Make a tally of the lines in the records that include the string "Michell", and give only that number.

**Raw records**:
..........

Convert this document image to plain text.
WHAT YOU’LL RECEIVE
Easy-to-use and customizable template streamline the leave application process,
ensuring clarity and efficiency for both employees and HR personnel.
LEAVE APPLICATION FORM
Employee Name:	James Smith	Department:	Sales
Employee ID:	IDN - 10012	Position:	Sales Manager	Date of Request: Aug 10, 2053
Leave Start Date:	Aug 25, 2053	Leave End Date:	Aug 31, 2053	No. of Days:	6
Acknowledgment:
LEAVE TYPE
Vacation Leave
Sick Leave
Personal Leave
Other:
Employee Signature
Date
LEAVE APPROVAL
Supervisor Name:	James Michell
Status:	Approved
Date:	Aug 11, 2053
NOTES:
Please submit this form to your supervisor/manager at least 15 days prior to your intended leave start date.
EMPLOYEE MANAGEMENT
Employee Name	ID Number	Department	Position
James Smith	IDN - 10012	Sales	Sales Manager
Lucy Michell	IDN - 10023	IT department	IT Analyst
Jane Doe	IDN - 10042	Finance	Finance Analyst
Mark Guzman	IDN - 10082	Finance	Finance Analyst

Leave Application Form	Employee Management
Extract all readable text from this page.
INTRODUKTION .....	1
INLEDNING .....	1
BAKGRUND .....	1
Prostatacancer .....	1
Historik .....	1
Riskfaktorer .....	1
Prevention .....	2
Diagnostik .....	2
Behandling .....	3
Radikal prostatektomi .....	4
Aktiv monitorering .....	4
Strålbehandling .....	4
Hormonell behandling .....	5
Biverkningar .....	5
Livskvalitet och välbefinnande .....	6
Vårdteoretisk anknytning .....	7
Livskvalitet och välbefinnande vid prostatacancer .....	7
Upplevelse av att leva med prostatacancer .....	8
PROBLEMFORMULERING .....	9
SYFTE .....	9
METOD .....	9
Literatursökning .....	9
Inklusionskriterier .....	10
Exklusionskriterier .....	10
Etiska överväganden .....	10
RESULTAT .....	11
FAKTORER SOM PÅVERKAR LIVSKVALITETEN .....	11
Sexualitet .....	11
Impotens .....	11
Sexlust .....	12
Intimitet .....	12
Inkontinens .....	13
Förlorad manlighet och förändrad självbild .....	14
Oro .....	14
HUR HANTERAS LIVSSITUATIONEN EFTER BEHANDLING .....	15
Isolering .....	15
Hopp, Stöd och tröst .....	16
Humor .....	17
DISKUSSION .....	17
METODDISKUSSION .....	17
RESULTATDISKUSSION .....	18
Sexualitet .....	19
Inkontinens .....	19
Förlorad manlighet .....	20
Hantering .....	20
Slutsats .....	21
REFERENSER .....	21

..........

**Output of the task**: 2